Items listed in a dataset
□ □ □ □

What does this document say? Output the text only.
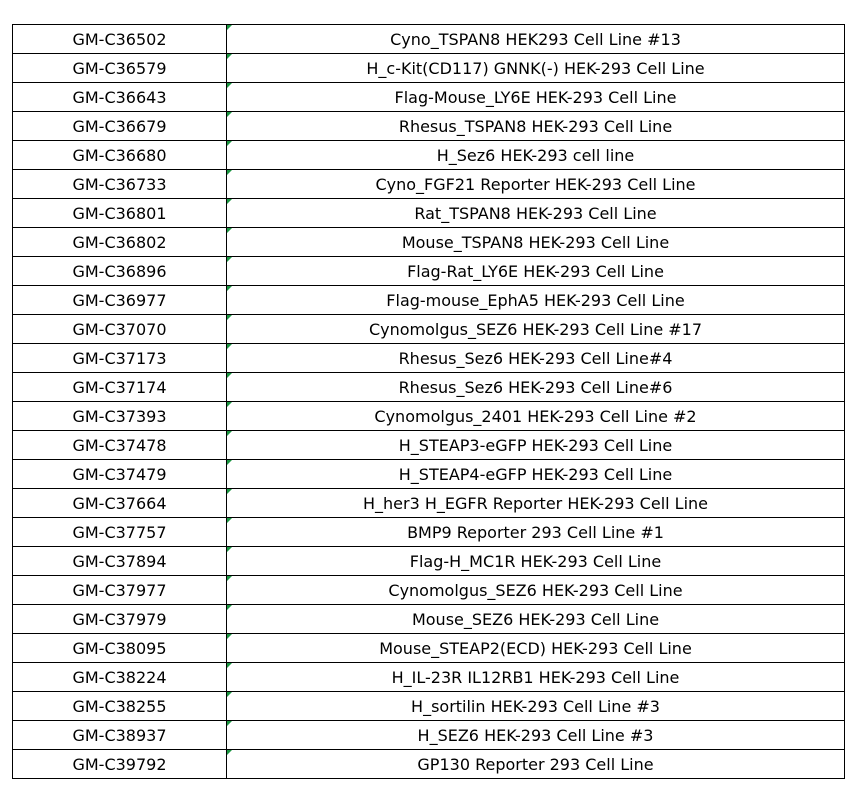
GM-C36502	Cyno_TSPAN8 HEK293 Cell Line #13

GM-C36579	H_c-Kit(CD117) GNNK(-) HEK-293 Cell Line

GM-C36643	Flag-Mouse_LY6E HEK-293 Cell Line

GM-C36679	Rhesus_TSPAN8 HEK-293 Cell Line

GM-C36680	H_Sez6 HEK-293 cell line

GM-C36733	Cyno_FGF21 Reporter HEK-293 Cell Line

GM-C36801	Rat_TSPAN8 HEK-293 Cell Line

GM-C36802	Mouse_TSPAN8 HEK-293 Cell Line

GM-C36896	Flag-Rat_LY6E HEK-293 Cell Line

GM-C36977	Flag-mouse_EphA5 HEK-293 Cell Line

GM-C37070	Cynomolgus_SEZ6 HEK-293 Cell Line #17

GM-C37173	Rhesus_Sez6 HEK-293 Cell Line#4

GM-C37174	Rhesus_Sez6 HEK-293 Cell Line#6

GM-C37393	Cynomolgus_2401 HEK-293 Cell Line #2

GM-C37478	H_STEAP3-eGFP HEK-293 Cell Line

GM-C37479	H_STEAP4-eGFP HEK-293 Cell Line

GM-C37664	H_her3 H_EGFR Reporter HEK-293 Cell Line

GM-C37757	BMP9 Reporter 293 Cell Line #1

GM-C37894	Flag-H_MC1R HEK-293 Cell Line

GM-C37977	Cynomolgus_SEZ6 HEK-293 Cell Line

GM-C37979	Mouse_SEZ6 HEK-293 Cell Line

GM-C38095	Mouse_STEAP2(ECD) HEK-293 Cell Line

GM-C38224	H_IL-23R IL12RB1 HEK-293 Cell Line

GM-C38255	H_sortilin HEK-293 Cell Line #3

GM-C38937	H_SEZ6 HEK-293 Cell Line #3

GM-C39792	GP130 Reporter 293 Cell Line
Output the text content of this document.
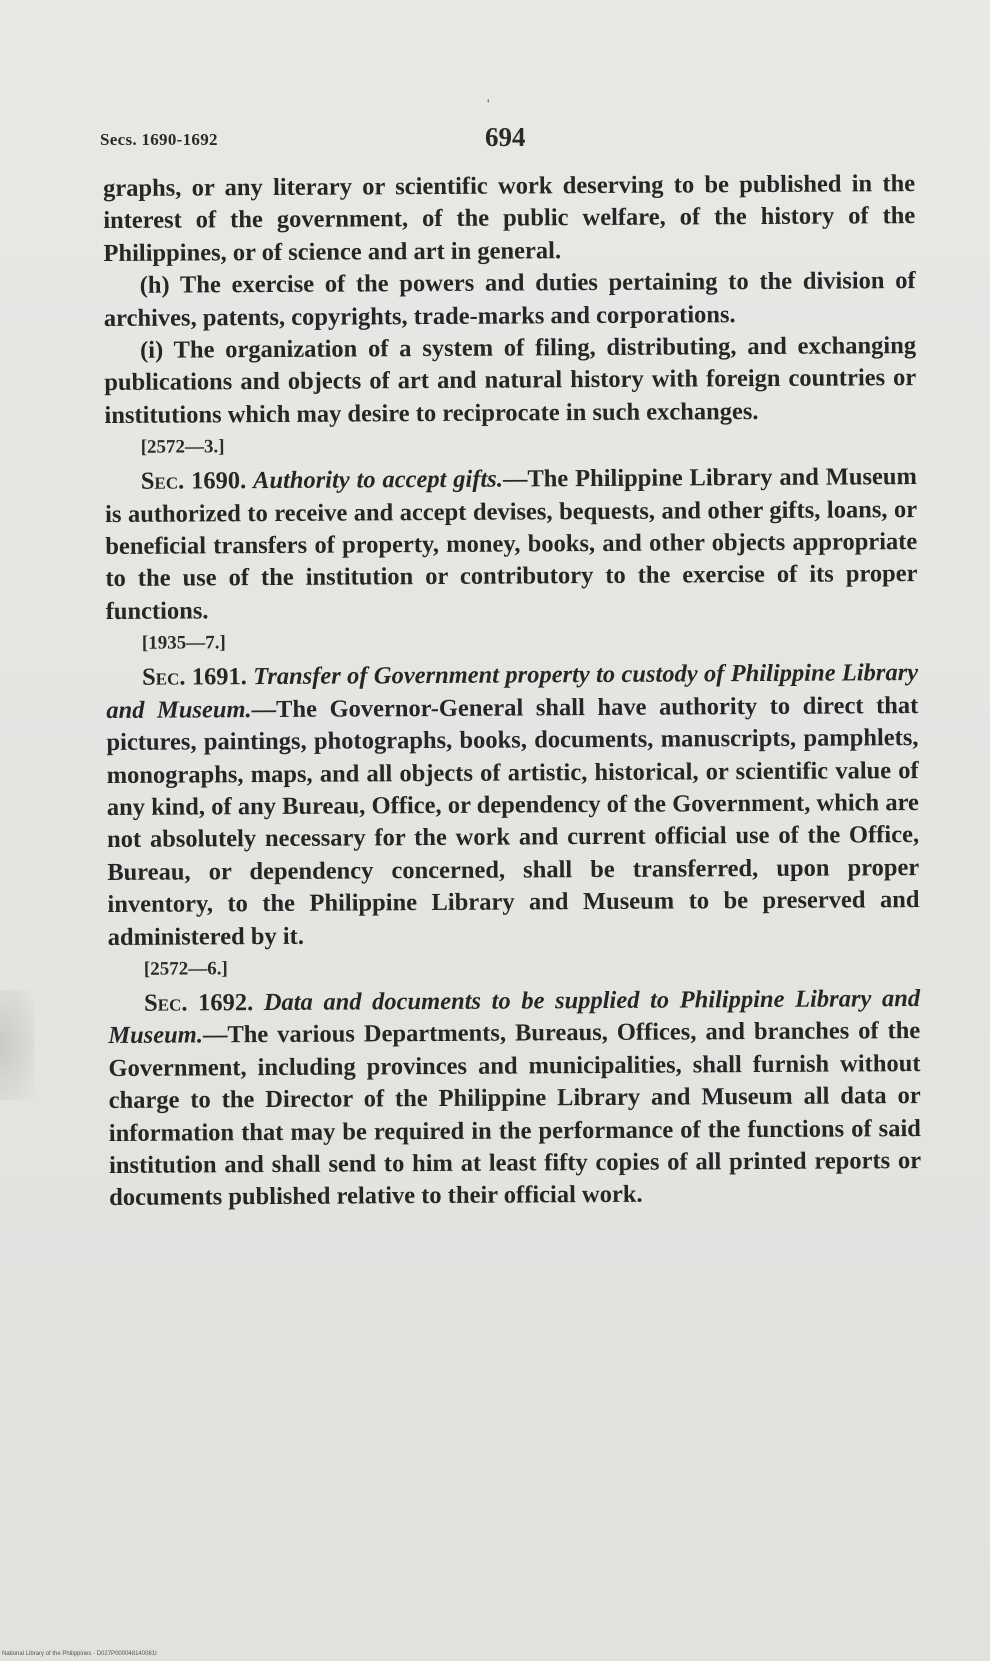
'
Secs. 1690-1692	694

graphs, or any literary or scientific work deserving to be published in the interest of the government, of the public welfare, of the history of the Philippines, or of science and art in general.

(h) The exercise of the powers and duties pertaining to the division of archives, patents, copyrights, trade-marks and corporations.

(i) The organization of a system of filing, distributing, and exchanging publications and objects of art and natural history with foreign countries or institutions which may desire to reciprocate in such exchanges.

[2572—3.]

Sec. 1690. Authority to accept gifts.—The Philippine Library and Museum is authorized to receive and accept devises, bequests, and other gifts, loans, or beneficial transfers of property, money, books, and other objects appropriate to the use of the institution or contributory to the exercise of its proper functions.

[1935—7.]

Sec. 1691. Transfer of Government property to custody of Philippine Library and Museum.—The Governor-General shall have authority to direct that pictures, paintings, photographs, books, documents, manuscripts, pamphlets, monographs, maps, and all objects of artistic, historical, or scientific value of any kind, of any Bureau, Office, or dependency of the Government, which are not absolutely necessary for the work and current official use of the Office, Bureau, or dependency concerned, shall be transferred, upon proper inventory, to the Philippine Library and Museum to be preserved and administered by it.

[2572—6.]

Sec. 1692. Data and documents to be supplied to Philippine Library and Museum.—The various Departments, Bureaus, Offices, and branches of the Government, including provinces and municipalities, shall furnish without charge to the Director of the Philippine Library and Museum all data or information that may be required in the performance of the functions of said institution and shall send to him at least fifty copies of all printed reports or documents published relative to their official work.

National Library of the Philippines · D027P000048140081I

□ □ □ □

> WHAT TO PRODUCE:
Pick out every line of the listing containing the word "text", and show those lines.

> RESULT OF THE TASK:
What does this document say? Output the text only.
Output the text content of this document.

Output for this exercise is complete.